• Action item: In the source text, where did the first shipments of natural monazite ore for Energy Fuels arrive?

• Source text:
# # # #

Data analytics specialist proteanTecs has announced that Peter Mertens has joined its board of directors. Mertens is an automotive industry veteran, previously holding senior management and board positions at leading OEMs.

Materials
For some time, the U.S. has been trying to get its rare earths industry off the ground. The U.S. hopes to reduce its reliance on China, which controls around 80% of the world’s rare earths.

In the latest move, Energy Fuels has announced that the first shipments of natural monazite ore arrived at its White Mesa Mill in Blanding, Utah. This material was separated by Chemours at its Offerman Mineral Sand Plant in Georgia. Energy Fuels expects to ramp up production of an intermediate rare earth element product, called a “mixed REE carbonate.” Monazite is one of the highest-value REE-bearing minerals in the world.

Separately, Neo Performance Materials and Energy Fuels have announced a new rare earth production initiative spanning European and North American critical material supply chains. The initiative will produce rare earth products from natural monazite sands, a byproduct of heavy mineral sands mined in the southeastern United States. Energy Fuels will process the monazite sands into a mixed rare earth carbonate in Utah for use as feed material for Neo’s separated rare earth production plant in Europe. Energy Fuels is also continuing to evaluate developing additional value-added U.S rare earth production capabilities in Utah in the future.

# # # #

• Entries provided:
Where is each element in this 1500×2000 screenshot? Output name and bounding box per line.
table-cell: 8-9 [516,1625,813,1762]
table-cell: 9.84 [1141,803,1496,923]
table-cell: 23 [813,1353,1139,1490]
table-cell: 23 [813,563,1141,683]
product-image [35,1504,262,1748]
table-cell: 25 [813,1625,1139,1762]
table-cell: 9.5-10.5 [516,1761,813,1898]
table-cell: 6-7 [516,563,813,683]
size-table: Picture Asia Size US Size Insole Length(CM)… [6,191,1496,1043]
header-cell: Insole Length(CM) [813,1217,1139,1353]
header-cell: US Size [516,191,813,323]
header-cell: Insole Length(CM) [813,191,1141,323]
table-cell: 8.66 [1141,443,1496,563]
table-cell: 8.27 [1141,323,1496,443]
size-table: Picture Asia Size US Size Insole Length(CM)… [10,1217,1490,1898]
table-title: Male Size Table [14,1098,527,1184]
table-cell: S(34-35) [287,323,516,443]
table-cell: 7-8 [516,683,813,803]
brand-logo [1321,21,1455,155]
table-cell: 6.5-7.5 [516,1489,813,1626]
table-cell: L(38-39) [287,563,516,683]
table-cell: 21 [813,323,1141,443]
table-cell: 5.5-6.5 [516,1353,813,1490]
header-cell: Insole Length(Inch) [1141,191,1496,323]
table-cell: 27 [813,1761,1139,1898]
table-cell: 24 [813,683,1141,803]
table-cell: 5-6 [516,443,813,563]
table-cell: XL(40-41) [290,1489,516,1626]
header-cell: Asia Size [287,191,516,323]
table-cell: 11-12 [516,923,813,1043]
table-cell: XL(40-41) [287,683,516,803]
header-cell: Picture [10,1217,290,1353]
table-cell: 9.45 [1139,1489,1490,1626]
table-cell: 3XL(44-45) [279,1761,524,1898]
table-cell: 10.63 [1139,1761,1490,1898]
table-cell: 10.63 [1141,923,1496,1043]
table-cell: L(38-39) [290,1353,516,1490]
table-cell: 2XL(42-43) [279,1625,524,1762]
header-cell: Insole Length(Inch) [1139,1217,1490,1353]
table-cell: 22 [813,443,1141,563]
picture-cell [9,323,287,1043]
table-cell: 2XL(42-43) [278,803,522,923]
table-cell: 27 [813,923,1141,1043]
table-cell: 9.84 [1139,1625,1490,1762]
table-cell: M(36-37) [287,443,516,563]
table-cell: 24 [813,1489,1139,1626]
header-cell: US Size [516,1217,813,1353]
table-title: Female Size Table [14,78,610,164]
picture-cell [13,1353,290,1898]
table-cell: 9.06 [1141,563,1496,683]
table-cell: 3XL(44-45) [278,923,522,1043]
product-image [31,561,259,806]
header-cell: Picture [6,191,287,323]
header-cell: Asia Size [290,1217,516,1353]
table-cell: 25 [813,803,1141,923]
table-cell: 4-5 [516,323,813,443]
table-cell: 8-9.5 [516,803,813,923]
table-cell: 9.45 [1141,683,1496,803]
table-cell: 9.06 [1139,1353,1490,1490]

# # # #

• Worked solution: They arrived at Energy Fuels' White Mesa Mill in Blanding, Utah.